__AIM OF THE EXERCISE__. Extract each record and reproduce it exactly.

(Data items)
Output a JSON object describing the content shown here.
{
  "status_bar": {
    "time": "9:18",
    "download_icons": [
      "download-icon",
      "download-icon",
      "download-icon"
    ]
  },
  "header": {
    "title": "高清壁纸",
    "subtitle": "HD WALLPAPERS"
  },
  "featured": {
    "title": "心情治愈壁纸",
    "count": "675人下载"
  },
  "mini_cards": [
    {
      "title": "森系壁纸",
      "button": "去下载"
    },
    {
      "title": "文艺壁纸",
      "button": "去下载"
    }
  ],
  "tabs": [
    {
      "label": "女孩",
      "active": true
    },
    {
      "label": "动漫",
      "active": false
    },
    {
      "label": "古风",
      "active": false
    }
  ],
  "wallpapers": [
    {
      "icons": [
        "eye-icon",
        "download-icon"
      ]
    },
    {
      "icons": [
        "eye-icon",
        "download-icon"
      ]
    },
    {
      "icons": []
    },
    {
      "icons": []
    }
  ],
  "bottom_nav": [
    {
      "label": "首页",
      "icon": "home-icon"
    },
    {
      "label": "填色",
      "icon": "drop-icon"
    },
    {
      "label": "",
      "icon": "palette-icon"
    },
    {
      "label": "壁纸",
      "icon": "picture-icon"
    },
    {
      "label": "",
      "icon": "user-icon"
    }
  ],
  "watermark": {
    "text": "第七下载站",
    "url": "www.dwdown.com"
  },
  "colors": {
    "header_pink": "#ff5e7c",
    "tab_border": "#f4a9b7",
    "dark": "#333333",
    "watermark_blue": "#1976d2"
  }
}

__CORRECT RESULT__.
Output a JSON object describing the content shown here.
{
  "status_bar": {
    "time": "9:18",
    "download_icons": [
      "download-icon",
      "download-icon",
      "download-icon"
    ]
  },
  "header": {
    "title": "高清壁纸",
    "subtitle": "HD WALLPAPERS"
  },
  "featured": {
    "title": "心情治愈壁纸",
    "count": "675人下载"
  },
  "mini_cards": [
    {
      "title": "森系壁纸",
      "button": "去下载"
    },
    {
      "title": "文艺壁纸",
      "button": "去下载"
    }
  ],
  "tabs": [
    {
      "label": "女孩",
      "active": true
    },
    {
      "label": "动漫",
      "active": false
    },
    {
      "label": "古风",
      "active": false
    }
  ],
  "wallpapers": [
    {
      "icons": [
        "eye-icon",
        "download-icon"
      ]
    },
    {
      "icons": [
        "eye-icon",
        "download-icon"
      ]
    },
    {
      "icons": []
    },
    {
      "icons": []
    }
  ],
  "bottom_nav": [
    {
      "label": "首页",
      "icon": "home-icon"
    },
    {
      "label": "填色",
      "icon": "drop-icon"
    },
    {
      "label": "",
      "icon": "palette-icon"
    },
    {
      "label": "壁纸",
      "icon": "picture-icon"
    },
    {
      "label": "",
      "icon": "user-icon"
    }
  ],
  "watermark": {
    "text": "第七下载站",
    "url": "www.dwdown.com"
  },
  "colors": {
    "header_pink": "#ff5e7c",
    "tab_border": "#f4a9b7",
    "dark": "#333333",
    "watermark_blue": "#1976d2"
  }
}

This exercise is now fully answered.